__TASK REQUIREMENTS__. Convert the lines of the records below, starting at the line that contains "data-point <box>261 198 268 205</box>" and ending at the line that contains "data-point <box>91 385 98 392</box>", into a numbered list with blank lines omitted.

__DATA FOR THIS EXERCISE__.

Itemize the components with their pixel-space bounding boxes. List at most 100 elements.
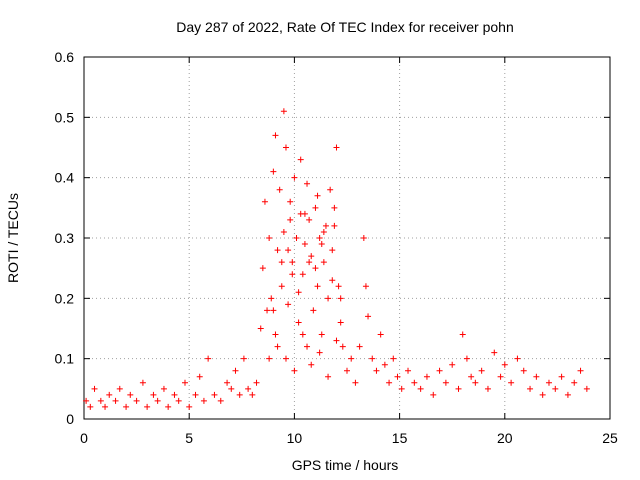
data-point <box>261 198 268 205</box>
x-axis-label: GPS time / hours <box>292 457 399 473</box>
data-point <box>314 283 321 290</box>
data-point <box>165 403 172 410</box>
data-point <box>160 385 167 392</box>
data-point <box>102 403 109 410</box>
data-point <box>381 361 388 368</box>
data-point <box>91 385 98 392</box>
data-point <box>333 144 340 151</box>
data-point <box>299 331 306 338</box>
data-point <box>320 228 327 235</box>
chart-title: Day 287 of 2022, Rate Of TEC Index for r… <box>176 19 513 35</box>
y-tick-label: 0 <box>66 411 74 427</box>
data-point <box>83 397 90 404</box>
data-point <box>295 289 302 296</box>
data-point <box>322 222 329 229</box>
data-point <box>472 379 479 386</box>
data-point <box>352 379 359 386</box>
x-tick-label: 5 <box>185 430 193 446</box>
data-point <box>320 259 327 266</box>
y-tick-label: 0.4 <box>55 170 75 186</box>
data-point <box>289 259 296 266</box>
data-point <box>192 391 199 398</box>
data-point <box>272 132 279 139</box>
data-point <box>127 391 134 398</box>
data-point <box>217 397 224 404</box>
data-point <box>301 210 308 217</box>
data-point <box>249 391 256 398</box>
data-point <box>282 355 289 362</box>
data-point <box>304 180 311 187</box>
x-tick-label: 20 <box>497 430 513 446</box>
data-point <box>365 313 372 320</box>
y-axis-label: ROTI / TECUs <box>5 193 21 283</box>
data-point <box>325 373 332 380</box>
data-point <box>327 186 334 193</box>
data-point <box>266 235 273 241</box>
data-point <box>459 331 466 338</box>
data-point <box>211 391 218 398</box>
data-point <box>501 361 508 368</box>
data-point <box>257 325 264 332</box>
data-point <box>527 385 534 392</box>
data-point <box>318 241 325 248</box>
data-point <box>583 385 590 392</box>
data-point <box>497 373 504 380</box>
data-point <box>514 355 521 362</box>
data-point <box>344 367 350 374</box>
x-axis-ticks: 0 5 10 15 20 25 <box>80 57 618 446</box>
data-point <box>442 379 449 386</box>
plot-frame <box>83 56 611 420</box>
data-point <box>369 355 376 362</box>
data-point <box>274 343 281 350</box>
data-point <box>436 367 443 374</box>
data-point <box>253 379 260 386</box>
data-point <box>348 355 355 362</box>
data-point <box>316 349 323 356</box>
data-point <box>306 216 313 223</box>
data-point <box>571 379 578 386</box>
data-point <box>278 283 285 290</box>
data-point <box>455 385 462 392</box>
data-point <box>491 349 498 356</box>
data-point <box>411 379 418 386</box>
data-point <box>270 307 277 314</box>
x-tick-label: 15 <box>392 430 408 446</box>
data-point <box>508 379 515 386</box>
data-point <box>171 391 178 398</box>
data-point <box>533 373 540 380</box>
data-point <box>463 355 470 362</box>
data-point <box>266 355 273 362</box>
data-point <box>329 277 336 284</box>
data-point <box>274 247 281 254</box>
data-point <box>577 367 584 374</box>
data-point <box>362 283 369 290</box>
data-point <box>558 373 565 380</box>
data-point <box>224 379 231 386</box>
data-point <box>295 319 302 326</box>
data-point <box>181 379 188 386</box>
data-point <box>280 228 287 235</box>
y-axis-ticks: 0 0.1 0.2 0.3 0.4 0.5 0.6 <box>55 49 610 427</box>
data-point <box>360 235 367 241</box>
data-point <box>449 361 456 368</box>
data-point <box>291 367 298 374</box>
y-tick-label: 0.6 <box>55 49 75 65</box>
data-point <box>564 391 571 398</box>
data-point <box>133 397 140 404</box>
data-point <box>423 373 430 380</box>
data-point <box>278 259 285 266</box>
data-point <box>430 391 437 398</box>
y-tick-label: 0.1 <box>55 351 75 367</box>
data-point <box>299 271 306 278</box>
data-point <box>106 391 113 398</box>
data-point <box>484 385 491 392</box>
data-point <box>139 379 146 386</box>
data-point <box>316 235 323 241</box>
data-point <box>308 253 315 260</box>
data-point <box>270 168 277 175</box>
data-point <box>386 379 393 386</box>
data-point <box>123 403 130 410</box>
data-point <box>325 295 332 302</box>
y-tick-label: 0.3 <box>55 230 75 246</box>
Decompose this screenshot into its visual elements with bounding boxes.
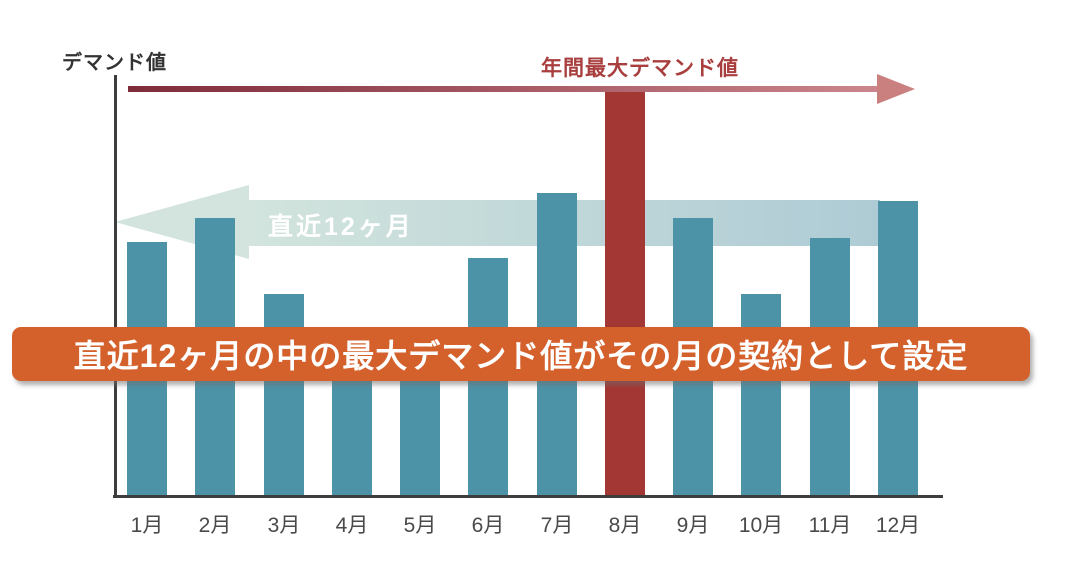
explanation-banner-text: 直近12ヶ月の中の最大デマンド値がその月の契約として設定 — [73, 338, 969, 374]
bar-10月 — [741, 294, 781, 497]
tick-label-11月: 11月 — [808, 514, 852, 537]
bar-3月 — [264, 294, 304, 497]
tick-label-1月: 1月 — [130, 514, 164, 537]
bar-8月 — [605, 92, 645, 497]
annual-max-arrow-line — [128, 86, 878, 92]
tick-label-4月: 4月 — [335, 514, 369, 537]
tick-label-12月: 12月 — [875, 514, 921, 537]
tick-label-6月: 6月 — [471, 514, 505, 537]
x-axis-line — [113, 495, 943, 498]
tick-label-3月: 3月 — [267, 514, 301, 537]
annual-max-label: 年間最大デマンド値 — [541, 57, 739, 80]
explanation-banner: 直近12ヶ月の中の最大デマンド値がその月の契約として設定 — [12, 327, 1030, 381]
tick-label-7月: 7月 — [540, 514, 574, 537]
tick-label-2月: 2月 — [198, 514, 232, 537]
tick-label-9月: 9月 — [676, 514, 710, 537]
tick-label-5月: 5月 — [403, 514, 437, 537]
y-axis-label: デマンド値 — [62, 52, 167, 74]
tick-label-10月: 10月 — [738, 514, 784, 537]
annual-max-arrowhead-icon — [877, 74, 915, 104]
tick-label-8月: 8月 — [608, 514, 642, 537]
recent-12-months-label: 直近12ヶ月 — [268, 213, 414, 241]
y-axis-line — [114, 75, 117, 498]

__TASK SOLUTION__.
1. data-point <box>261 198 268 205</box>
2. x-axis-label: GPS time / hours <box>292 457 399 473</box>
3. data-point <box>314 283 321 290</box>
4. data-point <box>165 403 172 410</box>
5. data-point <box>160 385 167 392</box>
6. data-point <box>102 403 109 410</box>
7. data-point <box>381 361 388 368</box>
8. data-point <box>91 385 98 392</box>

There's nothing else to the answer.